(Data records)
▼
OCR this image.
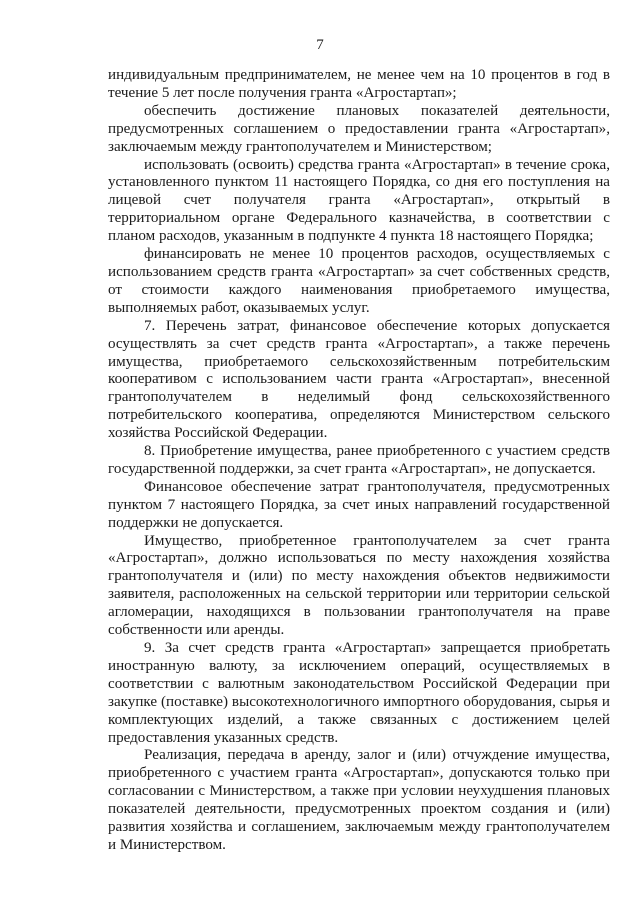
7

индивидуальным предпринимателем, не менее чем на 10 процентов в год в течение 5 лет после получения гранта «Агростартап»;

обеспечить достижение плановых показателей деятельности, предусмотренных соглашением о предоставлении гранта «Агростартап», заключаемым между грантополучателем и Министерством;

использовать (освоить) средства гранта «Агростартап» в течение срока, установленного пунктом 11 настоящего Порядка, со дня его поступления на лицевой счет получателя гранта «Агростартап», открытый в территориальном органе Федерального казначейства, в соответствии с планом расходов, указанным в подпункте 4 пункта 18 настоящего Порядка;

финансировать не менее 10 процентов расходов, осуществляемых с использованием средств гранта «Агростартап» за счет собственных средств, от стоимости каждого наименования приобретаемого имущества, выполняемых работ, оказываемых услуг.

7. Перечень затрат, финансовое обеспечение которых допускается осуществлять за счет средств гранта «Агростартап», а также перечень имущества, приобретаемого сельскохозяйственным потребительским кооперативом с использованием части гранта «Агростартап», внесенной грантополучателем в неделимый фонд сельскохозяйственного потребительского кооператива, определяются Министерством сельского хозяйства Российской Федерации.

8. Приобретение имущества, ранее приобретенного с участием средств государственной поддержки, за счет гранта «Агростартап», не допускается.

Финансовое обеспечение затрат грантополучателя, предусмотренных пунктом 7 настоящего Порядка, за счет иных направлений государственной поддержки не допускается.

Имущество, приобретенное грантополучателем за счет гранта «Агростартап», должно использоваться по месту нахождения хозяйства грантополучателя и (или) по месту нахождения объектов недвижимости заявителя, расположенных на сельской территории или территории сельской агломерации, находящихся в пользовании грантополучателя на праве собственности или аренды.

9. За счет средств гранта «Агростартап» запрещается приобретать иностранную валюту, за исключением операций, осуществляемых в соответствии с валютным законодательством Российской Федерации при закупке (поставке) высокотехнологичного импортного оборудования, сырья и комплектующих изделий, а также связанных с достижением целей предоставления указанных средств.

Реализация, передача в аренду, залог и (или) отчуждение имущества, приобретенного с участием гранта «Агростартап», допускаются только при согласовании с Министерством, а также при условии неухудшения плановых показателей деятельности, предусмотренных проектом создания и (или) развития хозяйства и соглашением, заключаемым между грантополучателем и Министерством.
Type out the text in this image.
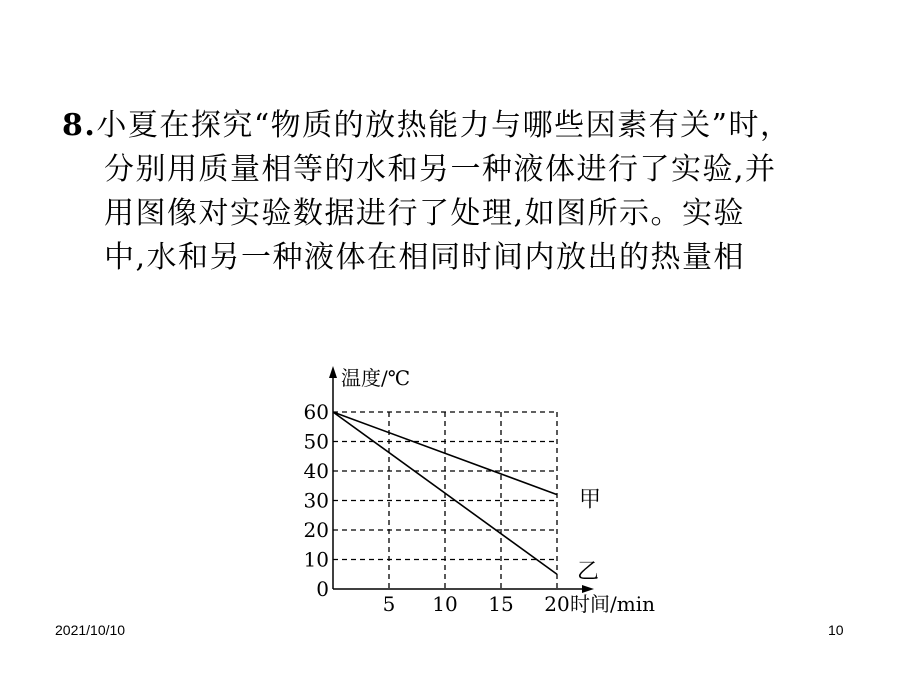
8.小夏在探究“物质的放热能力与哪些因素有关”时，
分别用质量相等的水和另一种液体进行了实验,并
用图像对实验数据进行了处理,如图所示。实验
中,水和另一种液体在相同时间内放出的热量相
0
10
20
30
40
50
60
5 10 15 20
甲
乙
温度/℃
时间/min
2021/10/10	10
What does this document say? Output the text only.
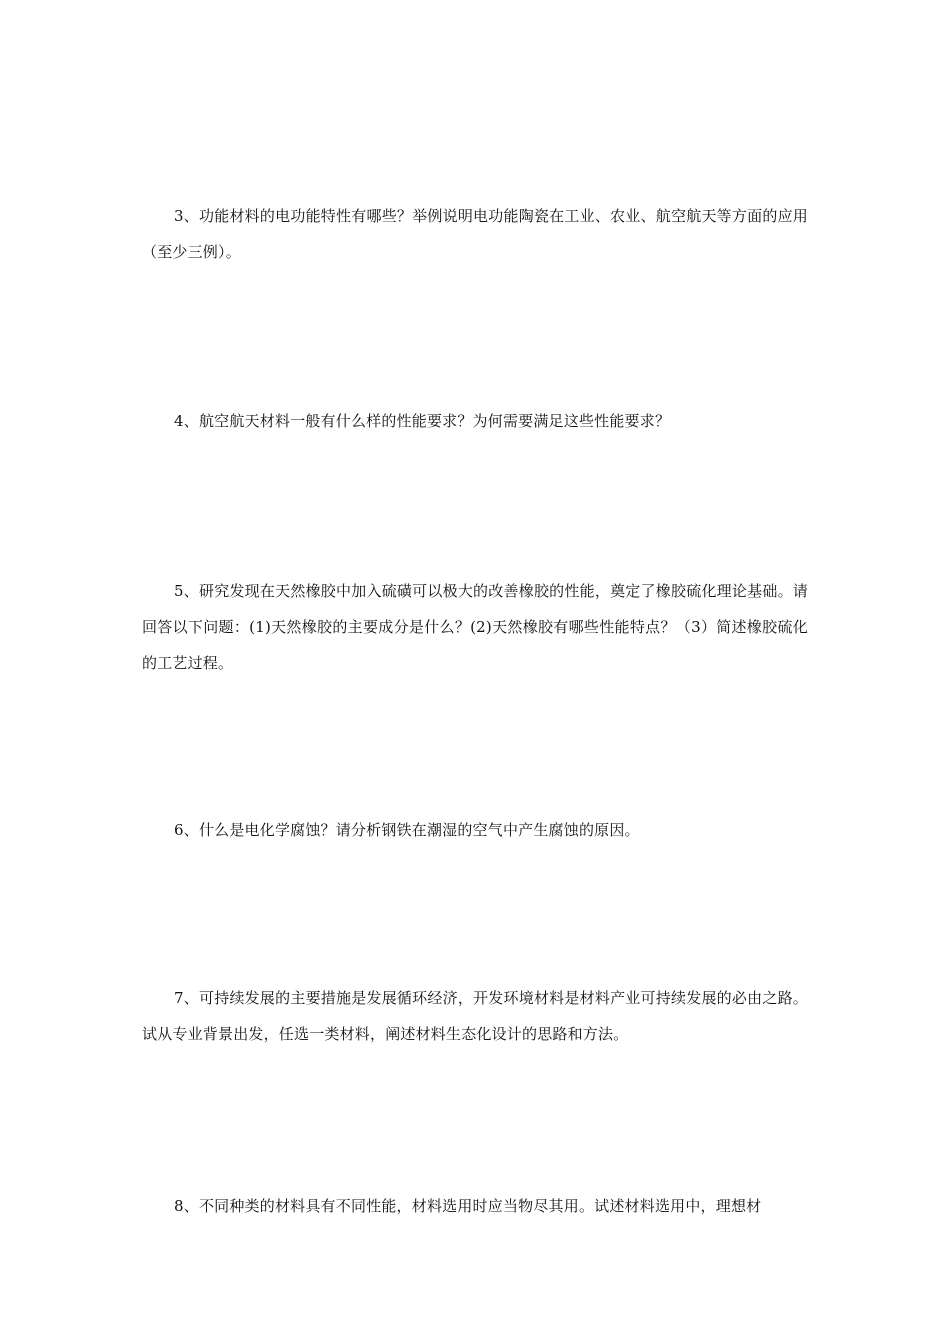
3、功能材料的电功能特性有哪些？举例说明电功能陶瓷在工业、农业、航空航天等方面的应用（至少三例）。

4、航空航天材料一般有什么样的性能要求？为何需要满足这些性能要求？

5、研究发现在天然橡胶中加入硫磺可以极大的改善橡胶的性能，奠定了橡胶硫化理论基础。请回答以下问题：(1)天然橡胶的主要成分是什么？(2)天然橡胶有哪些性能特点？（3）简述橡胶硫化的工艺过程。

6、什么是电化学腐蚀？请分析钢铁在潮湿的空气中产生腐蚀的原因。

7、可持续发展的主要措施是发展循环经济，开发环境材料是材料产业可持续发展的必由之路。试从专业背景出发，任选一类材料，阐述材料生态化设计的思路和方法。

8、不同种类的材料具有不同性能，材料选用时应当物尽其用。试述材料选用中，理想材
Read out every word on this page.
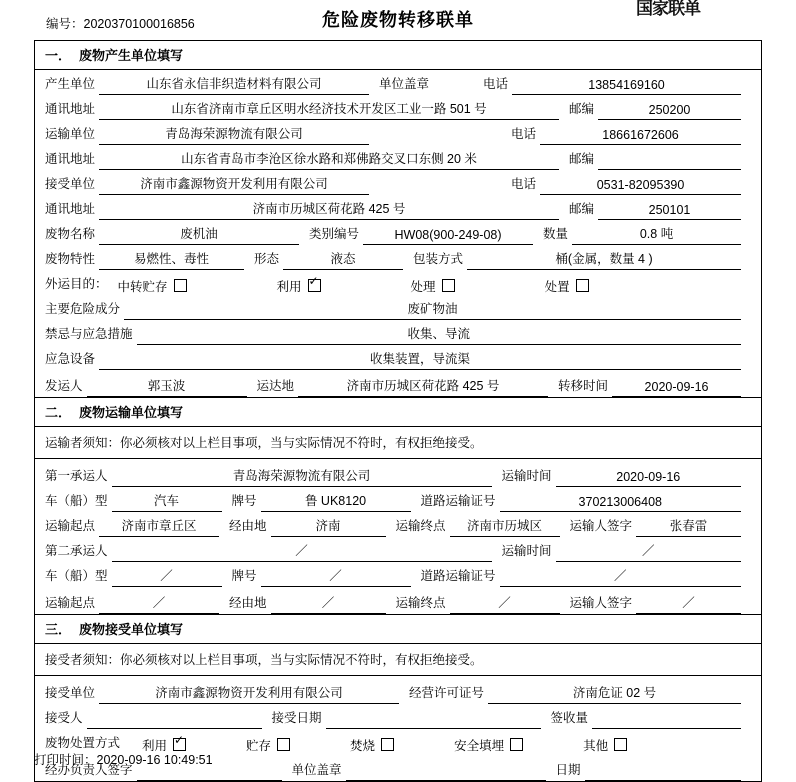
编号：2020370100016856	危险废物转移联单
国家联单
一． 废物产生单位填写
产生单位	山东省永信非织造材料有限公司	单位盖章	电话	13854169160
通讯地址	山东省济南市章丘区明水经济技术开发区工业一路 501 号	邮编	250200
运输单位	青岛海荣源物流有限公司	电话	18661672606
通讯地址	山东省青岛市李沧区徐水路和郑佛路交叉口东侧 20 米	邮编
接受单位	济南市鑫源物资开发利用有限公司	电话	0531-82095390
通讯地址	济南市历城区荷花路 425 号	邮编	250101
废物名称	废机油	类别编号	HW08(900-249-08)	数量	0.8 吨
废物特性	易燃性、毒性	形态	液态	包装方式	桶(金属，数量 4 )
外运目的： 中转贮存	利用 ✓	处理	处置
主要危险成分	废矿物油
禁忌与应急措施	收集、导流
应急设备	收集装置，导流渠
发运人	郭玉波	运达地	济南市历城区荷花路 425 号	转移时间	2020-09-16
二． 废物运输单位填写
运输者须知：你必须核对以上栏目事项，当与实际情况不符时，有权拒绝接受。
第一承运人	青岛海荣源物流有限公司	运输时间	2020-09-16
车（船）型	汽车	牌号	鲁 UK8120	道路运输证号	370213006408
运输起点	济南市章丘区	经由地	济南	运输终点	济南市历城区	运输人签字	张春雷
第二承运人	／	运输时间	／
车（船）型	／	牌号	／	道路运输证号	／
运输起点	／	经由地	／	运输终点	／	运输人签字	／
三． 废物接受单位填写
接受者须知：你必须核对以上栏目事项，当与实际情况不符时，有权拒绝接受。
接受单位	济南市鑫源物资开发利用有限公司	经营许可证号	济南危证 02 号
接受人	接受日期	签收量
废物处置方式 利用 ✓	贮存	焚烧	安全填埋	其他
经办负责人签字	单位盖章	日期
打印时间：2020-09-16 10:49:51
▲
Scan the data above and copy every line with "运输终点" in it.

# RESPONSE TO THIS EXERCISE:
运输起点	济南市章丘区	经由地	济南	运输终点	济南市历城区	运输人签字	张春雷
运输起点	／	经由地	／	运输终点	／	运输人签字	／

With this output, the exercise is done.